◆ **The task**
Transcribe the listing that follows in full, omitting pictures.

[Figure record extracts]

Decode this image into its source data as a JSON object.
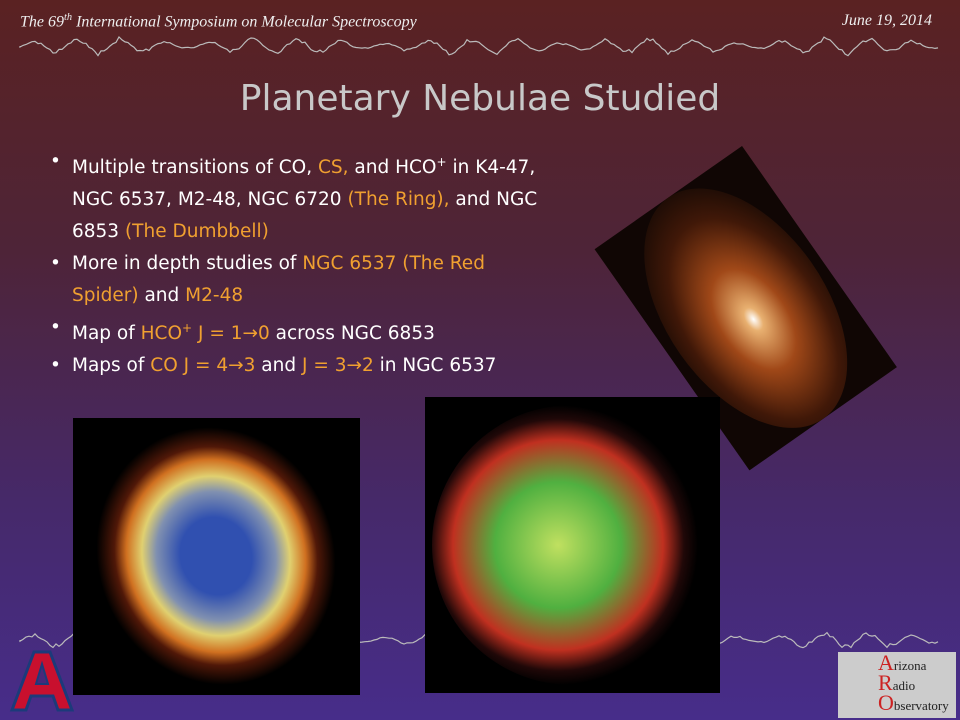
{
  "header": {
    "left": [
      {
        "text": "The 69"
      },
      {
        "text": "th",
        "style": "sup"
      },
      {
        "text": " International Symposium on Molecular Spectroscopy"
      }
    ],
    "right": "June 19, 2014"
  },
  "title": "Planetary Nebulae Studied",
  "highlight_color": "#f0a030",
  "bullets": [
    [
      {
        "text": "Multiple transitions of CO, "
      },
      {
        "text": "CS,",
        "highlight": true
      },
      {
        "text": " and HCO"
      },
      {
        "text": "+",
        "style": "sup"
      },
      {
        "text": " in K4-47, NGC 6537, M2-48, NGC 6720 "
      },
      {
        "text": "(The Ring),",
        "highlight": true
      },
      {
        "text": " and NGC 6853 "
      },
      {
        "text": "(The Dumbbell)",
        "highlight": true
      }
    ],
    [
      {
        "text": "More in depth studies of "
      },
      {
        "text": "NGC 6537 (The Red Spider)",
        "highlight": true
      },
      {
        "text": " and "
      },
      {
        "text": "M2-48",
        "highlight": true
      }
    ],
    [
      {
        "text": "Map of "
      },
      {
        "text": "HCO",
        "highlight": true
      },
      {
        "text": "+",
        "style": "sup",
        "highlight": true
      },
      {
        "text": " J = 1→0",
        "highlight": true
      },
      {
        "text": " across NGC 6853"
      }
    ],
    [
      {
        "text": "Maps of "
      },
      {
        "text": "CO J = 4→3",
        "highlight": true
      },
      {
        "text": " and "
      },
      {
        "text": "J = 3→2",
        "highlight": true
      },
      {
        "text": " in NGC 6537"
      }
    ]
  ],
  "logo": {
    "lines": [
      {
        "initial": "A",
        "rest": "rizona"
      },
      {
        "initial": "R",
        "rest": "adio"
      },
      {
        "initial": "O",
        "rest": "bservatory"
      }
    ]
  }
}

◆ **Result for this task**
Decode this image into its source data as a JSON object.
{
  "header": {
    "left": [
      {
        "text": "The 69"
      },
      {
        "text": "th",
        "style": "sup"
      },
      {
        "text": " International Symposium on Molecular Spectroscopy"
      }
    ],
    "right": "June 19, 2014"
  },
  "title": "Planetary Nebulae Studied",
  "highlight_color": "#f0a030",
  "bullets": [
    [
      {
        "text": "Multiple transitions of CO, "
      },
      {
        "text": "CS,",
        "highlight": true
      },
      {
        "text": " and HCO"
      },
      {
        "text": "+",
        "style": "sup"
      },
      {
        "text": " in K4-47, NGC 6537, M2-48, NGC 6720 "
      },
      {
        "text": "(The Ring),",
        "highlight": true
      },
      {
        "text": " and NGC 6853 "
      },
      {
        "text": "(The Dumbbell)",
        "highlight": true
      }
    ],
    [
      {
        "text": "More in depth studies of "
      },
      {
        "text": "NGC 6537 (The Red Spider)",
        "highlight": true
      },
      {
        "text": " and "
      },
      {
        "text": "M2-48",
        "highlight": true
      }
    ],
    [
      {
        "text": "Map of "
      },
      {
        "text": "HCO",
        "highlight": true
      },
      {
        "text": "+",
        "style": "sup",
        "highlight": true
      },
      {
        "text": " J = 1→0",
        "highlight": true
      },
      {
        "text": " across NGC 6853"
      }
    ],
    [
      {
        "text": "Maps of "
      },
      {
        "text": "CO J = 4→3",
        "highlight": true
      },
      {
        "text": " and "
      },
      {
        "text": "J = 3→2",
        "highlight": true
      },
      {
        "text": " in NGC 6537"
      }
    ]
  ],
  "logo": {
    "lines": [
      {
        "initial": "A",
        "rest": "rizona"
      },
      {
        "initial": "R",
        "rest": "adio"
      },
      {
        "initial": "O",
        "rest": "bservatory"
      }
    ]
  }
}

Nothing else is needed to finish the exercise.